Copy every one of the rows below, line for line and character for character.

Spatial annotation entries
"""

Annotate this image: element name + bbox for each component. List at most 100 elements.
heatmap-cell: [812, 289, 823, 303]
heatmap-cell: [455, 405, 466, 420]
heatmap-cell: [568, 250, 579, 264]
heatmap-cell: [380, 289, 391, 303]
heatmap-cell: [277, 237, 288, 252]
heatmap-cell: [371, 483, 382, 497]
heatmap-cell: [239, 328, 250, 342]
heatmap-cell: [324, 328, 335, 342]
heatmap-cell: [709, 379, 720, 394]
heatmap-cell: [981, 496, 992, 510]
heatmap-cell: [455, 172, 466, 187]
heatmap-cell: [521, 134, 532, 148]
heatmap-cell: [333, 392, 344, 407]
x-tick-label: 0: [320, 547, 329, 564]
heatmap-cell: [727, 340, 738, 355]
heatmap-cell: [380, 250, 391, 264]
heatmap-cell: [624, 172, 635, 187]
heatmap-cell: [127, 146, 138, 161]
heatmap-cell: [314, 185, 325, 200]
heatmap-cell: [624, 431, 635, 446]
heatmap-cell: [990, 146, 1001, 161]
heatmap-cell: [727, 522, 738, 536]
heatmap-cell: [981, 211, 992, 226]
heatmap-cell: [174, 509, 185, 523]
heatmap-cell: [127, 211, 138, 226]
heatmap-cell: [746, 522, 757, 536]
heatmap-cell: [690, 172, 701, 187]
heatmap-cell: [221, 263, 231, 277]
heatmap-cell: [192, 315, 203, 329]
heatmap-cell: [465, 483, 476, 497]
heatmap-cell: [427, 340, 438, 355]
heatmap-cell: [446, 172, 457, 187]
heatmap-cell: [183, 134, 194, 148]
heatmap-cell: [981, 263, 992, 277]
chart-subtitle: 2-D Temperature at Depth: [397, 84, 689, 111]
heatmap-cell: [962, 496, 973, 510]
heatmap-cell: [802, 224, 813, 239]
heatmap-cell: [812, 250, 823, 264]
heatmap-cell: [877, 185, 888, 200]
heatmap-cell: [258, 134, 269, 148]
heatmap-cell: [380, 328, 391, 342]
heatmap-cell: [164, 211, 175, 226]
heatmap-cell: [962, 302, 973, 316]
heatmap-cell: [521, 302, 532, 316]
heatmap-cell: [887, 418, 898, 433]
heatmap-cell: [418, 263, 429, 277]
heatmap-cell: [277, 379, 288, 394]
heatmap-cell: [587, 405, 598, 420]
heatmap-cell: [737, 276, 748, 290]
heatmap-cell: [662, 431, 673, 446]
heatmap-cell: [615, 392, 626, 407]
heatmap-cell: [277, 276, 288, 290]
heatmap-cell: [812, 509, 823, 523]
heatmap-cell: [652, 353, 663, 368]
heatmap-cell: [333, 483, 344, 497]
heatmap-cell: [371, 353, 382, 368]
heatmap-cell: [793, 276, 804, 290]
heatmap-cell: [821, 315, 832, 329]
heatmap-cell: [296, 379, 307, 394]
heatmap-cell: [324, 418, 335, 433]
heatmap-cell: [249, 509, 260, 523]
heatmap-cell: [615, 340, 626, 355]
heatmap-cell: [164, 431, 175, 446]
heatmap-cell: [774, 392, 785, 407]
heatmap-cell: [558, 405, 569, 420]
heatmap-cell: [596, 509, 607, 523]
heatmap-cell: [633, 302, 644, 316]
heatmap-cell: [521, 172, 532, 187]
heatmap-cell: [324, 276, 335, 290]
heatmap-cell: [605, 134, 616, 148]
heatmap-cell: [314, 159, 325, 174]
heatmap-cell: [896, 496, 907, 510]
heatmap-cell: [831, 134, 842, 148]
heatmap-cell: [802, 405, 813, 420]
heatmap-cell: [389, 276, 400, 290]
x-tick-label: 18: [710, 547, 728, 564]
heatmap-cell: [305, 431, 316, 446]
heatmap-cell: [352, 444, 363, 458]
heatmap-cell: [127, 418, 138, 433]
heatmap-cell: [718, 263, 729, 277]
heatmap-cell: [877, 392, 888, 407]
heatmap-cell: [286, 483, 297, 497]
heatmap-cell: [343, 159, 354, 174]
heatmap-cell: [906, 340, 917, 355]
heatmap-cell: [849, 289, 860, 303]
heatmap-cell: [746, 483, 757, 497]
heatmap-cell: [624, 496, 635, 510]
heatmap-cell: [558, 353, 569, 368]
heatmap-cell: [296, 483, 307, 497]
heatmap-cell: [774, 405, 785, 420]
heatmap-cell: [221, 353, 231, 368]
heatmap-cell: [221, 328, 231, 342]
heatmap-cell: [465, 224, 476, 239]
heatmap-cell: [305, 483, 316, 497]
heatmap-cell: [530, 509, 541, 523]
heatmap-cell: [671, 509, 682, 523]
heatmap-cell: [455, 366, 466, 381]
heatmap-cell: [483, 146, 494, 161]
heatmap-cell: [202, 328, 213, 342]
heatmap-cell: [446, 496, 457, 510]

"""

Response below:
Annotate this image: element name + bbox for each component. List at most 100 elements.
heatmap-cell: [812, 289, 823, 303]
heatmap-cell: [455, 405, 466, 420]
heatmap-cell: [568, 250, 579, 264]
heatmap-cell: [380, 289, 391, 303]
heatmap-cell: [277, 237, 288, 252]
heatmap-cell: [371, 483, 382, 497]
heatmap-cell: [239, 328, 250, 342]
heatmap-cell: [324, 328, 335, 342]
heatmap-cell: [709, 379, 720, 394]
heatmap-cell: [981, 496, 992, 510]
heatmap-cell: [455, 172, 466, 187]
heatmap-cell: [521, 134, 532, 148]
heatmap-cell: [333, 392, 344, 407]
x-tick-label: 0: [320, 547, 329, 564]
heatmap-cell: [727, 340, 738, 355]
heatmap-cell: [380, 250, 391, 264]
heatmap-cell: [624, 172, 635, 187]
heatmap-cell: [127, 146, 138, 161]
heatmap-cell: [314, 185, 325, 200]
heatmap-cell: [624, 431, 635, 446]
heatmap-cell: [990, 146, 1001, 161]
heatmap-cell: [727, 522, 738, 536]
heatmap-cell: [981, 211, 992, 226]
heatmap-cell: [174, 509, 185, 523]
heatmap-cell: [127, 211, 138, 226]
heatmap-cell: [746, 522, 757, 536]
heatmap-cell: [690, 172, 701, 187]
heatmap-cell: [221, 263, 231, 277]
heatmap-cell: [192, 315, 203, 329]
heatmap-cell: [465, 483, 476, 497]
heatmap-cell: [427, 340, 438, 355]
heatmap-cell: [446, 172, 457, 187]
heatmap-cell: [183, 134, 194, 148]
heatmap-cell: [981, 263, 992, 277]
chart-subtitle: 2-D Temperature at Depth: [397, 84, 689, 111]
heatmap-cell: [962, 496, 973, 510]
heatmap-cell: [802, 224, 813, 239]
heatmap-cell: [812, 250, 823, 264]
heatmap-cell: [877, 185, 888, 200]
heatmap-cell: [258, 134, 269, 148]
heatmap-cell: [380, 328, 391, 342]
heatmap-cell: [164, 211, 175, 226]
heatmap-cell: [962, 302, 973, 316]
heatmap-cell: [521, 302, 532, 316]
heatmap-cell: [887, 418, 898, 433]
heatmap-cell: [418, 263, 429, 277]
heatmap-cell: [277, 379, 288, 394]
heatmap-cell: [587, 405, 598, 420]
heatmap-cell: [737, 276, 748, 290]
heatmap-cell: [662, 431, 673, 446]
heatmap-cell: [615, 392, 626, 407]
heatmap-cell: [277, 276, 288, 290]
heatmap-cell: [812, 509, 823, 523]
heatmap-cell: [652, 353, 663, 368]
heatmap-cell: [333, 483, 344, 497]
heatmap-cell: [371, 353, 382, 368]
heatmap-cell: [793, 276, 804, 290]
heatmap-cell: [821, 315, 832, 329]
heatmap-cell: [296, 379, 307, 394]
heatmap-cell: [324, 418, 335, 433]
heatmap-cell: [249, 509, 260, 523]
heatmap-cell: [615, 340, 626, 355]
heatmap-cell: [164, 431, 175, 446]
heatmap-cell: [774, 392, 785, 407]
heatmap-cell: [558, 405, 569, 420]
heatmap-cell: [596, 509, 607, 523]
heatmap-cell: [633, 302, 644, 316]
heatmap-cell: [521, 172, 532, 187]
heatmap-cell: [324, 276, 335, 290]
heatmap-cell: [605, 134, 616, 148]
heatmap-cell: [314, 159, 325, 174]
heatmap-cell: [896, 496, 907, 510]
heatmap-cell: [831, 134, 842, 148]
heatmap-cell: [802, 405, 813, 420]
heatmap-cell: [389, 276, 400, 290]
x-tick-label: 18: [710, 547, 728, 564]
heatmap-cell: [305, 431, 316, 446]
heatmap-cell: [352, 444, 363, 458]
heatmap-cell: [127, 418, 138, 433]
heatmap-cell: [718, 263, 729, 277]
heatmap-cell: [877, 392, 888, 407]
heatmap-cell: [286, 483, 297, 497]
heatmap-cell: [343, 159, 354, 174]
heatmap-cell: [906, 340, 917, 355]
heatmap-cell: [849, 289, 860, 303]
heatmap-cell: [746, 483, 757, 497]
heatmap-cell: [624, 496, 635, 510]
heatmap-cell: [558, 353, 569, 368]
heatmap-cell: [296, 483, 307, 497]
heatmap-cell: [774, 405, 785, 420]
heatmap-cell: [221, 353, 231, 368]
heatmap-cell: [221, 328, 231, 342]
heatmap-cell: [465, 224, 476, 239]
heatmap-cell: [305, 483, 316, 497]
heatmap-cell: [530, 509, 541, 523]
heatmap-cell: [671, 509, 682, 523]
heatmap-cell: [455, 366, 466, 381]
heatmap-cell: [483, 146, 494, 161]
heatmap-cell: [202, 328, 213, 342]
heatmap-cell: [446, 496, 457, 510]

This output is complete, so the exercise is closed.